OBJECTIVE —
Copy every line in which the string "JSON" occurs.

Stored data —
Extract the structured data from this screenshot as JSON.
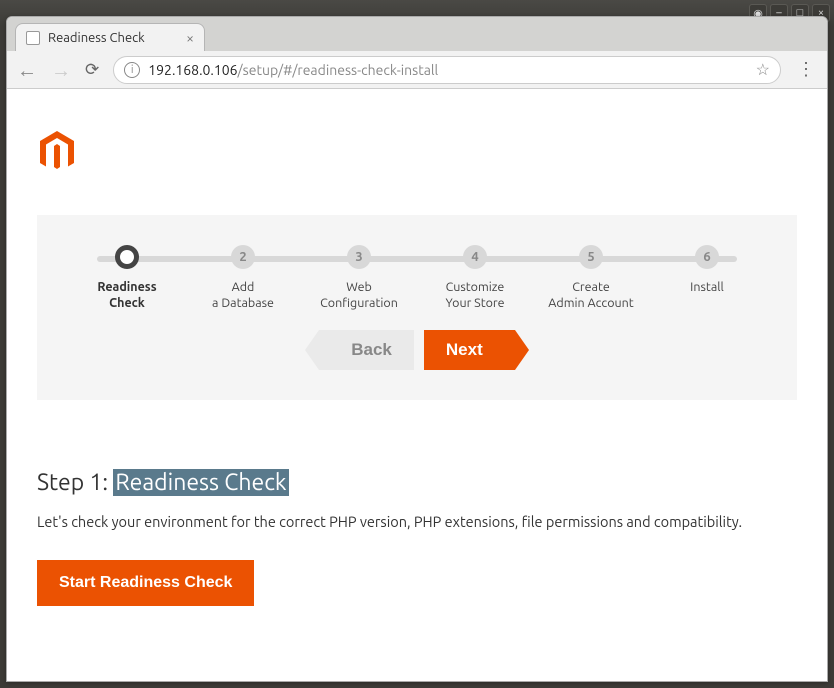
{
  "window": {
    "tab_title": "Readiness Check",
    "url_host": "192.168.0.106",
    "url_path": "/setup/#/readiness-check-install"
  },
  "progress": {
    "steps": [
      {
        "num": "",
        "label": "Readiness\nCheck",
        "active": true
      },
      {
        "num": "2",
        "label": "Add\na Database",
        "active": false
      },
      {
        "num": "3",
        "label": "Web\nConfiguration",
        "active": false
      },
      {
        "num": "4",
        "label": "Customize\nYour Store",
        "active": false
      },
      {
        "num": "5",
        "label": "Create\nAdmin Account",
        "active": false
      },
      {
        "num": "6",
        "label": "Install",
        "active": false
      }
    ],
    "back_label": "Back",
    "next_label": "Next"
  },
  "main": {
    "heading_prefix": "Step 1: ",
    "heading_highlight": "Readiness Check",
    "description": "Let's check your environment for the correct PHP version, PHP extensions, file permissions and compatibility.",
    "start_button": "Start Readiness Check"
  },
  "colors": {
    "accent": "#eb5202"
  }
}
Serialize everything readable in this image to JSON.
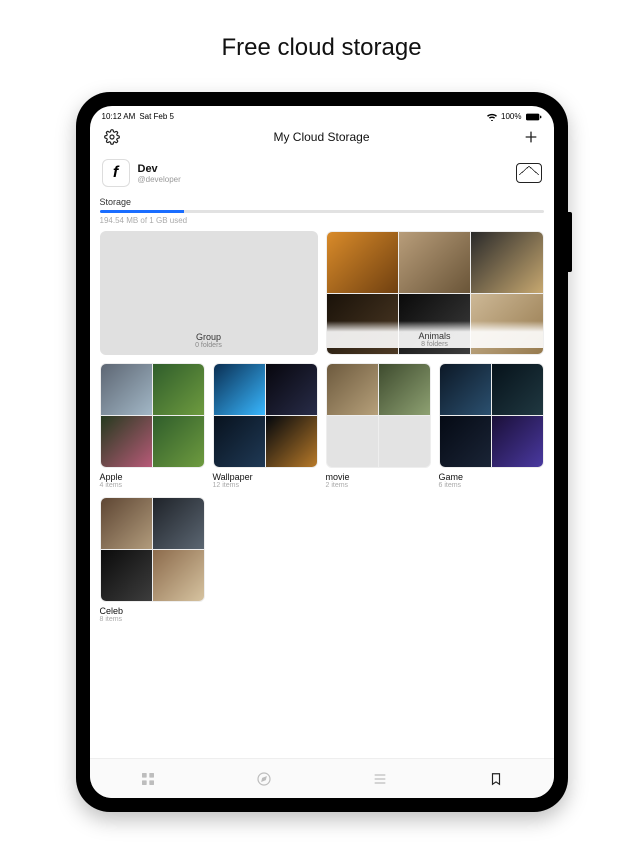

TASK OUTPUT —
Extract the structured data from this screenshot as JSON.
Serialize everything readable in this image to JSON.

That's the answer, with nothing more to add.